> Exercise details: If a line in the records below holds the word "treatment", copy it.

[Data extracted from a collection]
================================

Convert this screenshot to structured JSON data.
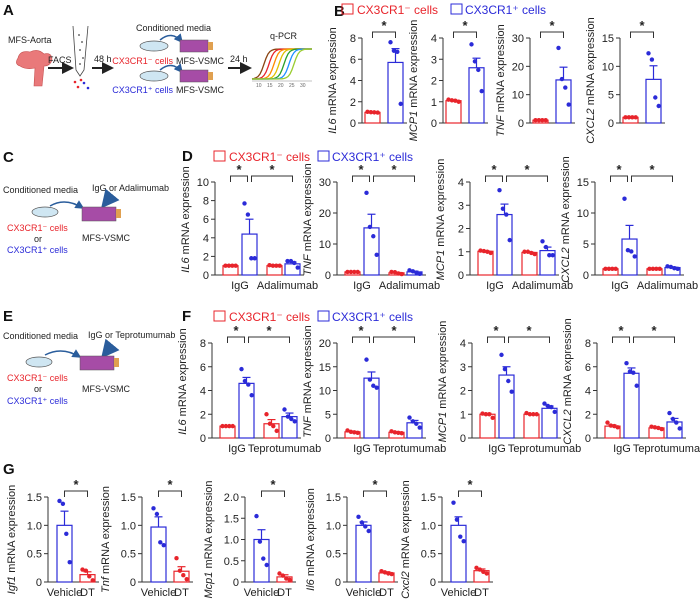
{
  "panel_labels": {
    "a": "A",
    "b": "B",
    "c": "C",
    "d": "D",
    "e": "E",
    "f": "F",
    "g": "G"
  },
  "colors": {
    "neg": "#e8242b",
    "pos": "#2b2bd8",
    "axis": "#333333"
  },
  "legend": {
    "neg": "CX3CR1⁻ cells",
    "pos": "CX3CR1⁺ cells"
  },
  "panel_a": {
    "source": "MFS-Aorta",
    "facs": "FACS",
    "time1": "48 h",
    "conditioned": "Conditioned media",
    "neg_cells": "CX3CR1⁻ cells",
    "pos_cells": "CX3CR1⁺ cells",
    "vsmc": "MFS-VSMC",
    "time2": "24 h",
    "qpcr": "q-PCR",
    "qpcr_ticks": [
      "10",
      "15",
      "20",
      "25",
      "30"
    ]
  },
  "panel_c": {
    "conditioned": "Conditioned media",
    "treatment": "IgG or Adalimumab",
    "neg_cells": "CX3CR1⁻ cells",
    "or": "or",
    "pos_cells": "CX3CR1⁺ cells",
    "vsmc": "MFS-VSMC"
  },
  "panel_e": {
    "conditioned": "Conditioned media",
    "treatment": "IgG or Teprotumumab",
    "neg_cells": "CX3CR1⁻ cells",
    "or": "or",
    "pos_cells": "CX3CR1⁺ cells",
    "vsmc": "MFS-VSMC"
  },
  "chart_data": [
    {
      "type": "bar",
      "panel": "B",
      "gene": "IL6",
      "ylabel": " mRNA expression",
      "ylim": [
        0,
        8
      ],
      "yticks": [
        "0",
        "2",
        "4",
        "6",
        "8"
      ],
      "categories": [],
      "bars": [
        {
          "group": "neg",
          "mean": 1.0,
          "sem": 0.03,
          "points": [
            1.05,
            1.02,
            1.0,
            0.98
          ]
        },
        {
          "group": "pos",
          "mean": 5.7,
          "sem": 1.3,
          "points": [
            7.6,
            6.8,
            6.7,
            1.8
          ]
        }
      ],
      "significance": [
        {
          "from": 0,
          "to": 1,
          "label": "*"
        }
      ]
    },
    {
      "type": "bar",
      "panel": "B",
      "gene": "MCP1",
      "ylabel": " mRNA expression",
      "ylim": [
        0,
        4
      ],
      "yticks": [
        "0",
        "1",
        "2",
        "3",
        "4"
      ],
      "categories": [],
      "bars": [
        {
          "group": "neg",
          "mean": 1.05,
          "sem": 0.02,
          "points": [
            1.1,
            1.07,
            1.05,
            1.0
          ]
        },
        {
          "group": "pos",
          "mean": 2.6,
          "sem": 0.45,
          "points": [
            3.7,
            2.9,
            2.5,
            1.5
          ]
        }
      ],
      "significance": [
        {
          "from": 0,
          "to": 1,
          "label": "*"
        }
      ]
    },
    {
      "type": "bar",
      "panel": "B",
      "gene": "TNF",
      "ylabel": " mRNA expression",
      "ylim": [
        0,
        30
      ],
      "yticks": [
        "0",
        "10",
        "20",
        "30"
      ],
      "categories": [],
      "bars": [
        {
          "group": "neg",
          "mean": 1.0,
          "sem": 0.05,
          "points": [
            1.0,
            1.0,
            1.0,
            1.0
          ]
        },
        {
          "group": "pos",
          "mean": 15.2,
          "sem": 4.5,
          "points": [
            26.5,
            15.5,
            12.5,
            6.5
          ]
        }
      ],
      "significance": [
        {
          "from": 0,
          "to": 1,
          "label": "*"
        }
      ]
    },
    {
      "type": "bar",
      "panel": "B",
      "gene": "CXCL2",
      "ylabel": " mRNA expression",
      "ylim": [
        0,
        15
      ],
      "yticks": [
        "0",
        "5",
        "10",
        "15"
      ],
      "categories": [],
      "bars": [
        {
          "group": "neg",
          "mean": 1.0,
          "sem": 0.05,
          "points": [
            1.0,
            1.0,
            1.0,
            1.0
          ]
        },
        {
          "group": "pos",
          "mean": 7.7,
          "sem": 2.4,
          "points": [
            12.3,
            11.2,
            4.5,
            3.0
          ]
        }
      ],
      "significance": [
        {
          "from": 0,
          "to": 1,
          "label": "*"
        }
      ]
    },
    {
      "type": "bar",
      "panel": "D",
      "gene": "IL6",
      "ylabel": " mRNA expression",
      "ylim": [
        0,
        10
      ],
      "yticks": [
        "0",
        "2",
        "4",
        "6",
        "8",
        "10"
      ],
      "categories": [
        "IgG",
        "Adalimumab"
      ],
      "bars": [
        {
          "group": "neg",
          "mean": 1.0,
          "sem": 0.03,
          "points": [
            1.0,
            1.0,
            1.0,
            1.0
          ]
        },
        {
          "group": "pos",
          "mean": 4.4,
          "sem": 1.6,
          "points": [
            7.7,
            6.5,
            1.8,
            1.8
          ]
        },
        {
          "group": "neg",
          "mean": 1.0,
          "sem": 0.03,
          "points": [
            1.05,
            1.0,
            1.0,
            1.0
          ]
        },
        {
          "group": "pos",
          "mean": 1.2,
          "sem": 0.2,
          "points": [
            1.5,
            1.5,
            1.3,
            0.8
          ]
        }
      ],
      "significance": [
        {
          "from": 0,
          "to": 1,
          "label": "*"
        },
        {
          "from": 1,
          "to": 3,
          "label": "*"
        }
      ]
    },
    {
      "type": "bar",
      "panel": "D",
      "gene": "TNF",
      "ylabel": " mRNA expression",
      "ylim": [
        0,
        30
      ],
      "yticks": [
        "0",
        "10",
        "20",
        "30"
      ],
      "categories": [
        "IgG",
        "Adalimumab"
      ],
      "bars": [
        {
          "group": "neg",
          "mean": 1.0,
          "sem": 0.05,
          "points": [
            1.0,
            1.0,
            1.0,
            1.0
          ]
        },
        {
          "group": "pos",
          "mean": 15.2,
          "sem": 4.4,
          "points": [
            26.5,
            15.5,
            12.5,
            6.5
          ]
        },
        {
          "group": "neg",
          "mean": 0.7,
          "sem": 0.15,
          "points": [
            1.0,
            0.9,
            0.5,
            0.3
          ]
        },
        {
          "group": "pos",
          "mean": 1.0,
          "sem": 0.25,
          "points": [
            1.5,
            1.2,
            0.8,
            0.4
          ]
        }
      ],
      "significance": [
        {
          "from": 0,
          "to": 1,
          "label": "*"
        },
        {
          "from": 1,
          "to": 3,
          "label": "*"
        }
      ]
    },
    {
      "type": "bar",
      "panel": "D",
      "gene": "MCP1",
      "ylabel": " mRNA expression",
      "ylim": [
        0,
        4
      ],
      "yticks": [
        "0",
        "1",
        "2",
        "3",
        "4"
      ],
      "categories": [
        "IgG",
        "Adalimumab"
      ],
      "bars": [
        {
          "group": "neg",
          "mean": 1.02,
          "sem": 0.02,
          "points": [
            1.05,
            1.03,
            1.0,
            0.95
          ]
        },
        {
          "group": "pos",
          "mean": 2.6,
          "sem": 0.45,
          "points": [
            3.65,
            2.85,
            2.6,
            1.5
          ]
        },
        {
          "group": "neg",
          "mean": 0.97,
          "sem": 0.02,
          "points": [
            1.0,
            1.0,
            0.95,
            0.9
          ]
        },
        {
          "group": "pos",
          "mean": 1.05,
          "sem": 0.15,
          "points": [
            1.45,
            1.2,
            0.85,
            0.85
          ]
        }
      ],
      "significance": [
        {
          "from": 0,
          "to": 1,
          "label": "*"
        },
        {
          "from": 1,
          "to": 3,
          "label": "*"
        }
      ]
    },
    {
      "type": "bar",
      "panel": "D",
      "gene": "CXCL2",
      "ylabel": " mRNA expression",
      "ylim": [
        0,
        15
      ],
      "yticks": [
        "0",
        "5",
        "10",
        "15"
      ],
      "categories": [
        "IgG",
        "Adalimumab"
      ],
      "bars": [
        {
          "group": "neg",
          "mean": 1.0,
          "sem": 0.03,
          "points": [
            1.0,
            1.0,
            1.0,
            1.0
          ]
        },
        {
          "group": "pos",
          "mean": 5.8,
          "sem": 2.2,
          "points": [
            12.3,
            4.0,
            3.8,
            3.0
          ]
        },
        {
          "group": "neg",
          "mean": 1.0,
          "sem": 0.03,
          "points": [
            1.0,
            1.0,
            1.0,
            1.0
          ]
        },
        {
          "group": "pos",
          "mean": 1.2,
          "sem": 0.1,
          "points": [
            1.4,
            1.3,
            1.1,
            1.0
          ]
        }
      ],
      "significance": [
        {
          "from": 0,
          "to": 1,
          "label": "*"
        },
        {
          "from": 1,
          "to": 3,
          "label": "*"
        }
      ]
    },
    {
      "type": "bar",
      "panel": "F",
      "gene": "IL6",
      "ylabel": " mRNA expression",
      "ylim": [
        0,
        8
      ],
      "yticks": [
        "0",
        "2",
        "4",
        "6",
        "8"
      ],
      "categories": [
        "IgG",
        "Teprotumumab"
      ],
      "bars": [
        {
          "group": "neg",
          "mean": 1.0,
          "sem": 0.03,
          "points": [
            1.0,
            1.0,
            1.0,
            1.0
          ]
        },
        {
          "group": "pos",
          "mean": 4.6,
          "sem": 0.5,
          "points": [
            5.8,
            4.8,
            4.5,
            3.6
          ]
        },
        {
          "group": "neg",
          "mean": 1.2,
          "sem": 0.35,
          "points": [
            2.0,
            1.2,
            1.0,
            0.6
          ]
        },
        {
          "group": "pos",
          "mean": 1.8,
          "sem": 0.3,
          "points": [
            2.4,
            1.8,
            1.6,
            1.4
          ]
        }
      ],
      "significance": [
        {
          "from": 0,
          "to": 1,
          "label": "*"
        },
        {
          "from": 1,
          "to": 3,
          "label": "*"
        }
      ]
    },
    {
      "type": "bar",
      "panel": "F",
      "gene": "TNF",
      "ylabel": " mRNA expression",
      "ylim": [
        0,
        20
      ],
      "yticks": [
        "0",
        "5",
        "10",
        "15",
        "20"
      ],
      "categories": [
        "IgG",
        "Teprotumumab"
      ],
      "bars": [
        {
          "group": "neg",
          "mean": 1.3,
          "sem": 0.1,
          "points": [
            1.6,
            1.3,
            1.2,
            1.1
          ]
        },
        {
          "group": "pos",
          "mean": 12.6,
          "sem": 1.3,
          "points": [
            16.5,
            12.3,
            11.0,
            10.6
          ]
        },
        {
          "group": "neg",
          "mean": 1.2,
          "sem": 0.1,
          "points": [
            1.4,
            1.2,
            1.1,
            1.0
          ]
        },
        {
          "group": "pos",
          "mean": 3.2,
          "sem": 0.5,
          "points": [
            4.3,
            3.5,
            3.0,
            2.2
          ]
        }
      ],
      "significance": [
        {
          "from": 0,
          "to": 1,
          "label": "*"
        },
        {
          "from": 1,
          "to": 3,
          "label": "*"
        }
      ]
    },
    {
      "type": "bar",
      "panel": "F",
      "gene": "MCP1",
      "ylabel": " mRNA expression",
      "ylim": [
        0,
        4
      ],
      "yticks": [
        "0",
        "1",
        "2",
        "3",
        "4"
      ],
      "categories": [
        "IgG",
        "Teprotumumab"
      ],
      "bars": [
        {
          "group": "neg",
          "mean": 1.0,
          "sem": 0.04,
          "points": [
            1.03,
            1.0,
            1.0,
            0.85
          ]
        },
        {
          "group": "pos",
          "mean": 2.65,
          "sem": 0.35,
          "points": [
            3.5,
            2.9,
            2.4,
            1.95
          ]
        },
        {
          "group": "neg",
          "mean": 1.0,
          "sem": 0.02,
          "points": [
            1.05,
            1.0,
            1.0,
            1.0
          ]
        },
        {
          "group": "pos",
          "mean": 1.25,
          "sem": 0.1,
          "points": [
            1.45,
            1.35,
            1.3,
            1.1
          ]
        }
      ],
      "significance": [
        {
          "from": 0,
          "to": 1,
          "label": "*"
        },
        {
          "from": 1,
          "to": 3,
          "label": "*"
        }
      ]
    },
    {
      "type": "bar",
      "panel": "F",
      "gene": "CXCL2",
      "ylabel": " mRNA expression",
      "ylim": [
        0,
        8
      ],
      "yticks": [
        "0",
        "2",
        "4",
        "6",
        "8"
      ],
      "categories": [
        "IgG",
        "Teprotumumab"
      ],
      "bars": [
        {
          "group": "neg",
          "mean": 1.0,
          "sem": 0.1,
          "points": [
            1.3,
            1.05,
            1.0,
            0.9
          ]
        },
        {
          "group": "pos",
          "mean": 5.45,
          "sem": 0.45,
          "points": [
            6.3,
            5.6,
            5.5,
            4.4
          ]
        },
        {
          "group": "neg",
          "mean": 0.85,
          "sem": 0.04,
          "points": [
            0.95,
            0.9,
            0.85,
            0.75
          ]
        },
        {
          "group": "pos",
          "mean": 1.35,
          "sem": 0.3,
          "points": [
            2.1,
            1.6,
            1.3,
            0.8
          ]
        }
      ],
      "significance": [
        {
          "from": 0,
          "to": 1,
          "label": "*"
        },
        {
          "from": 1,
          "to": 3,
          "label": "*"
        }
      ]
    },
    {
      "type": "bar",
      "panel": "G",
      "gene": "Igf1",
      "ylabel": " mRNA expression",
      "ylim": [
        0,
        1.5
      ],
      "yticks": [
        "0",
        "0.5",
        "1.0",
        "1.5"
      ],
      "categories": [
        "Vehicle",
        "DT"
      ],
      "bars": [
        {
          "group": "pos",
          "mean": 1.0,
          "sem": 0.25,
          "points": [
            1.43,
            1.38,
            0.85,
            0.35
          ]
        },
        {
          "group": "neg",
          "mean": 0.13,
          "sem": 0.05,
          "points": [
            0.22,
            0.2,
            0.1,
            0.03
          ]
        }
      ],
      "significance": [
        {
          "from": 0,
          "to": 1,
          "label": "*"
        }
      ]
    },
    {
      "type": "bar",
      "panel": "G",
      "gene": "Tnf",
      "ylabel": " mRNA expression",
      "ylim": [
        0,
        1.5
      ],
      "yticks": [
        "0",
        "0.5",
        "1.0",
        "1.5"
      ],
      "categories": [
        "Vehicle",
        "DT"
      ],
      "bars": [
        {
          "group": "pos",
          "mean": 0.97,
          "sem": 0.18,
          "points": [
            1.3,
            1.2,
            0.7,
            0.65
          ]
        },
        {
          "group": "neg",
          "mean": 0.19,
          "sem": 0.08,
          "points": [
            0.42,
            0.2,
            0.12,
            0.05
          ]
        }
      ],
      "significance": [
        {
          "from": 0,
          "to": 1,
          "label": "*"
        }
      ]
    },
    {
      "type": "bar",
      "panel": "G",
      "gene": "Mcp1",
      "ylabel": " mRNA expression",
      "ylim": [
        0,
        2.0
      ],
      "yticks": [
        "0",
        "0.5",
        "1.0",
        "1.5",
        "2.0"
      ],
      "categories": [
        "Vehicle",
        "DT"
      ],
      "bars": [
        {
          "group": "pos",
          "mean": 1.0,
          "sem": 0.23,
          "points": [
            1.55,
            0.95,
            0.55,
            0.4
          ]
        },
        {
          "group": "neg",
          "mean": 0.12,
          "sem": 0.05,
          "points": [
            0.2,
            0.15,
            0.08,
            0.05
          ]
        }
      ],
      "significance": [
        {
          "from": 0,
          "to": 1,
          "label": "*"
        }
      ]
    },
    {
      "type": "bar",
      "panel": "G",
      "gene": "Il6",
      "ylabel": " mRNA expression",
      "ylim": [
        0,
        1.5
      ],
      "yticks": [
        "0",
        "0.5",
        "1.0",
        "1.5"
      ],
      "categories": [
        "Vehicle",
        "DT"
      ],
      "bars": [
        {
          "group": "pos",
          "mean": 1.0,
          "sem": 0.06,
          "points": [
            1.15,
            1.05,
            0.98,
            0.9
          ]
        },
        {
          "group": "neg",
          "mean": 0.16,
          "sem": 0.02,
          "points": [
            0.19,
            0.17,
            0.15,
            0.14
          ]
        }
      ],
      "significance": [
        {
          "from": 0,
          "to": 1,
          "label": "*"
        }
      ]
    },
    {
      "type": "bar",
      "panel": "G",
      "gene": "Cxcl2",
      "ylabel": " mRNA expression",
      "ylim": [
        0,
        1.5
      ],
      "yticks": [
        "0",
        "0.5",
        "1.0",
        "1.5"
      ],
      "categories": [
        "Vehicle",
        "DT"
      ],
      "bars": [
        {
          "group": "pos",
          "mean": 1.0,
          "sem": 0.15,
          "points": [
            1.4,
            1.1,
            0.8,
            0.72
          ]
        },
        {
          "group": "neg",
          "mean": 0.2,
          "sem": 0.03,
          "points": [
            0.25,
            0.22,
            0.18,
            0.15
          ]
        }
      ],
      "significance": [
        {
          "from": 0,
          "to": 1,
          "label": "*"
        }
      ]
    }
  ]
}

================================

> Finished exercise:
    "treatment": "IgG or Adalimumab",
    "treatment": "IgG or Teprotumumab",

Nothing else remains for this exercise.